§ **Goal**
Reproduce each line of the records below verbatim.
--- BEGIN ---
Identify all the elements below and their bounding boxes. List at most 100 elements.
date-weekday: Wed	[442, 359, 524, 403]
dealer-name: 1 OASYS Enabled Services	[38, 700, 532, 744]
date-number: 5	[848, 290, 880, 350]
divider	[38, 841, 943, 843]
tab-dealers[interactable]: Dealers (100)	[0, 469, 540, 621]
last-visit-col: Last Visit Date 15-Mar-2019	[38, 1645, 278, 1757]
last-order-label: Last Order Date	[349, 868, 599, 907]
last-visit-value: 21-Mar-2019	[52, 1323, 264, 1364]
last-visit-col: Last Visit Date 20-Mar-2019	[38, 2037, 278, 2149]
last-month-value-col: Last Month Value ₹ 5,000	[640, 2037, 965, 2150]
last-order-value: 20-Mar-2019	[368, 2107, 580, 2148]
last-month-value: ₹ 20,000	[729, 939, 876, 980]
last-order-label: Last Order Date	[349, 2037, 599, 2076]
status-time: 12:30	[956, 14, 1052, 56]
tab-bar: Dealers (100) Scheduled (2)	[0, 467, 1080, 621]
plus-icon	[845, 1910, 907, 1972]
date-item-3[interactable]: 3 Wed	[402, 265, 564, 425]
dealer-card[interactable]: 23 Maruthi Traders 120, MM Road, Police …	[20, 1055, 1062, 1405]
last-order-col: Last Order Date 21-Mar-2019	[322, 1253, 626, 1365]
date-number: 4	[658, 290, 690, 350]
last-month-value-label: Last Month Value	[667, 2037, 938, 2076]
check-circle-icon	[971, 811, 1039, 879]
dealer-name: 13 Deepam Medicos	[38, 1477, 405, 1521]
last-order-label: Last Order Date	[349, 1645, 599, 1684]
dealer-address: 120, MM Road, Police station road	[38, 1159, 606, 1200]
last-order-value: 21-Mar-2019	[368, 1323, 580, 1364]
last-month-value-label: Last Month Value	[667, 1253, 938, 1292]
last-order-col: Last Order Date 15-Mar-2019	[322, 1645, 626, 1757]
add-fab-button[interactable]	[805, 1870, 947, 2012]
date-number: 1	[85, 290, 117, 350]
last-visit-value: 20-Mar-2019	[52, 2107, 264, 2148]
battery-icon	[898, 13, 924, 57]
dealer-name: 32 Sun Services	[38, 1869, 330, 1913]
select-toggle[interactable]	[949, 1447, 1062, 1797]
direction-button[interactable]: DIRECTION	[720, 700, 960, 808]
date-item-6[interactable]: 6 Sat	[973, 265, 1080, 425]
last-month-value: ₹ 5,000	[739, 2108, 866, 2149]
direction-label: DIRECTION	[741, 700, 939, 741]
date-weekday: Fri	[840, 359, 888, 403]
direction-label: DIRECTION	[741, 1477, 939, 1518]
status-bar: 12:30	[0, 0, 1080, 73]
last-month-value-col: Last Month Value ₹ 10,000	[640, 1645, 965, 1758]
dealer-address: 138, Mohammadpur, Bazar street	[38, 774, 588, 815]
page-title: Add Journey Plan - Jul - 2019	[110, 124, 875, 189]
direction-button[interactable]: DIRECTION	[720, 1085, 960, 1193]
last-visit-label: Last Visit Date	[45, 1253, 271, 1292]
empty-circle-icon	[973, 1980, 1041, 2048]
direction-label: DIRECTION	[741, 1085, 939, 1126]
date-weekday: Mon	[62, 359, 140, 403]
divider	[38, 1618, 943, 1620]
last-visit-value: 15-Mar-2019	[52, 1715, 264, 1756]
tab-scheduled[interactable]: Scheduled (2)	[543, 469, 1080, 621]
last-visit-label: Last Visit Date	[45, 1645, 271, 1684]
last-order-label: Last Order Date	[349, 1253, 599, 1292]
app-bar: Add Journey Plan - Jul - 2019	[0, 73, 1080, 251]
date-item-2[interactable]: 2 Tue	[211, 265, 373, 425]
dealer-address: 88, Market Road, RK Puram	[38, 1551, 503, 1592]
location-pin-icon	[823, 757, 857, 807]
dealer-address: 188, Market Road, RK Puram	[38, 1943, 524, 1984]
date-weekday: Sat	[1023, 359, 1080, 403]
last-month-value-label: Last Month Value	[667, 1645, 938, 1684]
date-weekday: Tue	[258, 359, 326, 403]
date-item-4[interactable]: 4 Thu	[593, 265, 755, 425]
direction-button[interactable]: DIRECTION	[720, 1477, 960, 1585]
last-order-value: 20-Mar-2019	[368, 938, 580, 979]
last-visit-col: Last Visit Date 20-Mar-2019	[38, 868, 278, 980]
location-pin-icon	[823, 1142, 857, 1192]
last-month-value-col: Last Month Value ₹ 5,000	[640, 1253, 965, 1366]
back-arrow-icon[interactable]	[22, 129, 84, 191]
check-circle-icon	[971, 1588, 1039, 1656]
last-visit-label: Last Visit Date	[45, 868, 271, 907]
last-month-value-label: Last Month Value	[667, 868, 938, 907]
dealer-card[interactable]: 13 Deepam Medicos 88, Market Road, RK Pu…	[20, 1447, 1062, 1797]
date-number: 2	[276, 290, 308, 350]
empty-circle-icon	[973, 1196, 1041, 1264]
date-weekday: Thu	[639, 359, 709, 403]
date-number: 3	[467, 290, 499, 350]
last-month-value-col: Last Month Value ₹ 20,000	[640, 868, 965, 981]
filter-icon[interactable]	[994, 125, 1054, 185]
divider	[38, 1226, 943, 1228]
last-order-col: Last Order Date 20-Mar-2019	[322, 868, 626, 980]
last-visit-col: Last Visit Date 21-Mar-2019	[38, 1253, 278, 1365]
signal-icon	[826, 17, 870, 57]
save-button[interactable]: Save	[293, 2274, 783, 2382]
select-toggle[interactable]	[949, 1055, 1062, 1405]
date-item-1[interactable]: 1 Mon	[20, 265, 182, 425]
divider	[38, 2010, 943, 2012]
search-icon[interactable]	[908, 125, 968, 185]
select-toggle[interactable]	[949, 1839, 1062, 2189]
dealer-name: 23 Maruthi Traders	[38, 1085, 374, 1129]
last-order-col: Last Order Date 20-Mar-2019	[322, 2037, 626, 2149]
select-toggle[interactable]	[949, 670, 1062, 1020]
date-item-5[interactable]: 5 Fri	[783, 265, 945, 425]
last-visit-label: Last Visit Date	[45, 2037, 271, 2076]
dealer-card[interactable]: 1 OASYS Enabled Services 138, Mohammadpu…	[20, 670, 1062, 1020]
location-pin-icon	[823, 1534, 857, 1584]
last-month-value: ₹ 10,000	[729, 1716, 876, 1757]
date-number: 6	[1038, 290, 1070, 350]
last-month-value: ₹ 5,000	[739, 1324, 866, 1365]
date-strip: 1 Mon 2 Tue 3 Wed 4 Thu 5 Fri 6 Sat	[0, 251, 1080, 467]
--- END ---
§ **Correct output**
Identify all the elements below and their bounding boxes. List at most 100 elements.
date-weekday: Wed	[442, 359, 524, 403]
dealer-name: 1 OASYS Enabled Services	[38, 700, 532, 744]
date-number: 5	[848, 290, 880, 350]
divider	[38, 841, 943, 843]
tab-dealers[interactable]: Dealers (100)	[0, 469, 540, 621]
last-visit-col: Last Visit Date 15-Mar-2019	[38, 1645, 278, 1757]
last-order-label: Last Order Date	[349, 868, 599, 907]
last-visit-value: 21-Mar-2019	[52, 1323, 264, 1364]
last-visit-col: Last Visit Date 20-Mar-2019	[38, 2037, 278, 2149]
last-month-value-col: Last Month Value ₹ 5,000	[640, 2037, 965, 2150]
last-order-value: 20-Mar-2019	[368, 2107, 580, 2148]
last-month-value: ₹ 20,000	[729, 939, 876, 980]
last-order-label: Last Order Date	[349, 2037, 599, 2076]
status-time: 12:30	[956, 14, 1052, 56]
tab-bar: Dealers (100) Scheduled (2)	[0, 467, 1080, 621]
plus-icon	[845, 1910, 907, 1972]
date-item-3[interactable]: 3 Wed	[402, 265, 564, 425]
dealer-card[interactable]: 23 Maruthi Traders 120, MM Road, Police …	[20, 1055, 1062, 1405]
last-order-col: Last Order Date 21-Mar-2019	[322, 1253, 626, 1365]
date-number: 4	[658, 290, 690, 350]
last-month-value-label: Last Month Value	[667, 2037, 938, 2076]
check-circle-icon	[971, 811, 1039, 879]
dealer-name: 13 Deepam Medicos	[38, 1477, 405, 1521]
last-order-label: Last Order Date	[349, 1645, 599, 1684]
dealer-address: 120, MM Road, Police station road	[38, 1159, 606, 1200]
last-order-value: 21-Mar-2019	[368, 1323, 580, 1364]
last-month-value-label: Last Month Value	[667, 1253, 938, 1292]
last-order-col: Last Order Date 15-Mar-2019	[322, 1645, 626, 1757]
add-fab-button[interactable]	[805, 1870, 947, 2012]
date-number: 1	[85, 290, 117, 350]
last-visit-value: 20-Mar-2019	[52, 2107, 264, 2148]
battery-icon	[898, 13, 924, 57]
dealer-name: 32 Sun Services	[38, 1869, 330, 1913]
select-toggle[interactable]	[949, 1447, 1062, 1797]
direction-button[interactable]: DIRECTION	[720, 700, 960, 808]
date-item-6[interactable]: 6 Sat	[973, 265, 1080, 425]
last-month-value: ₹ 5,000	[739, 2108, 866, 2149]
direction-label: DIRECTION	[741, 700, 939, 741]
date-weekday: Fri	[840, 359, 888, 403]
direction-label: DIRECTION	[741, 1477, 939, 1518]
status-bar: 12:30	[0, 0, 1080, 73]
last-month-value-col: Last Month Value ₹ 10,000	[640, 1645, 965, 1758]
dealer-address: 138, Mohammadpur, Bazar street	[38, 774, 588, 815]
page-title: Add Journey Plan - Jul - 2019	[110, 124, 875, 189]
direction-button[interactable]: DIRECTION	[720, 1085, 960, 1193]
last-visit-label: Last Visit Date	[45, 1253, 271, 1292]
empty-circle-icon	[973, 1980, 1041, 2048]
direction-label: DIRECTION	[741, 1085, 939, 1126]
date-weekday: Mon	[62, 359, 140, 403]
divider	[38, 1618, 943, 1620]
last-visit-value: 15-Mar-2019	[52, 1715, 264, 1756]
tab-scheduled[interactable]: Scheduled (2)	[543, 469, 1080, 621]
last-visit-label: Last Visit Date	[45, 1645, 271, 1684]
last-order-label: Last Order Date	[349, 1253, 599, 1292]
app-bar: Add Journey Plan - Jul - 2019	[0, 73, 1080, 251]
date-item-2[interactable]: 2 Tue	[211, 265, 373, 425]
dealer-address: 88, Market Road, RK Puram	[38, 1551, 503, 1592]
location-pin-icon	[823, 757, 857, 807]
dealer-address: 188, Market Road, RK Puram	[38, 1943, 524, 1984]
date-weekday: Sat	[1023, 359, 1080, 403]
last-month-value-label: Last Month Value	[667, 1645, 938, 1684]
date-weekday: Tue	[258, 359, 326, 403]
date-item-4[interactable]: 4 Thu	[593, 265, 755, 425]
direction-button[interactable]: DIRECTION	[720, 1477, 960, 1585]
last-order-value: 20-Mar-2019	[368, 938, 580, 979]
last-visit-col: Last Visit Date 20-Mar-2019	[38, 868, 278, 980]
location-pin-icon	[823, 1142, 857, 1192]
last-month-value-col: Last Month Value ₹ 5,000	[640, 1253, 965, 1366]
back-arrow-icon[interactable]	[22, 129, 84, 191]
check-circle-icon	[971, 1588, 1039, 1656]
last-visit-label: Last Visit Date	[45, 868, 271, 907]
last-month-value-label: Last Month Value	[667, 868, 938, 907]
dealer-card[interactable]: 13 Deepam Medicos 88, Market Road, RK Pu…	[20, 1447, 1062, 1797]
date-number: 2	[276, 290, 308, 350]
empty-circle-icon	[973, 1196, 1041, 1264]
date-weekday: Thu	[639, 359, 709, 403]
date-number: 3	[467, 290, 499, 350]
last-month-value-col: Last Month Value ₹ 20,000	[640, 868, 965, 981]
filter-icon[interactable]	[994, 125, 1054, 185]
divider	[38, 1226, 943, 1228]
last-order-col: Last Order Date 20-Mar-2019	[322, 868, 626, 980]
last-visit-col: Last Visit Date 21-Mar-2019	[38, 1253, 278, 1365]
signal-icon	[826, 17, 870, 57]
save-button[interactable]: Save	[293, 2274, 783, 2382]
select-toggle[interactable]	[949, 1055, 1062, 1405]
date-item-1[interactable]: 1 Mon	[20, 265, 182, 425]
divider	[38, 2010, 943, 2012]
search-icon[interactable]	[908, 125, 968, 185]
select-toggle[interactable]	[949, 1839, 1062, 2189]
dealer-name: 23 Maruthi Traders	[38, 1085, 374, 1129]
last-order-col: Last Order Date 20-Mar-2019	[322, 2037, 626, 2149]
select-toggle[interactable]	[949, 670, 1062, 1020]
date-item-5[interactable]: 5 Fri	[783, 265, 945, 425]
last-visit-label: Last Visit Date	[45, 2037, 271, 2076]
dealer-card[interactable]: 1 OASYS Enabled Services 138, Mohammadpu…	[20, 670, 1062, 1020]
location-pin-icon	[823, 1534, 857, 1584]
last-month-value: ₹ 10,000	[729, 1716, 876, 1757]
date-number: 6	[1038, 290, 1070, 350]
last-month-value: ₹ 5,000	[739, 1324, 866, 1365]
date-strip: 1 Mon 2 Tue 3 Wed 4 Thu 5 Fri 6 Sat	[0, 251, 1080, 467]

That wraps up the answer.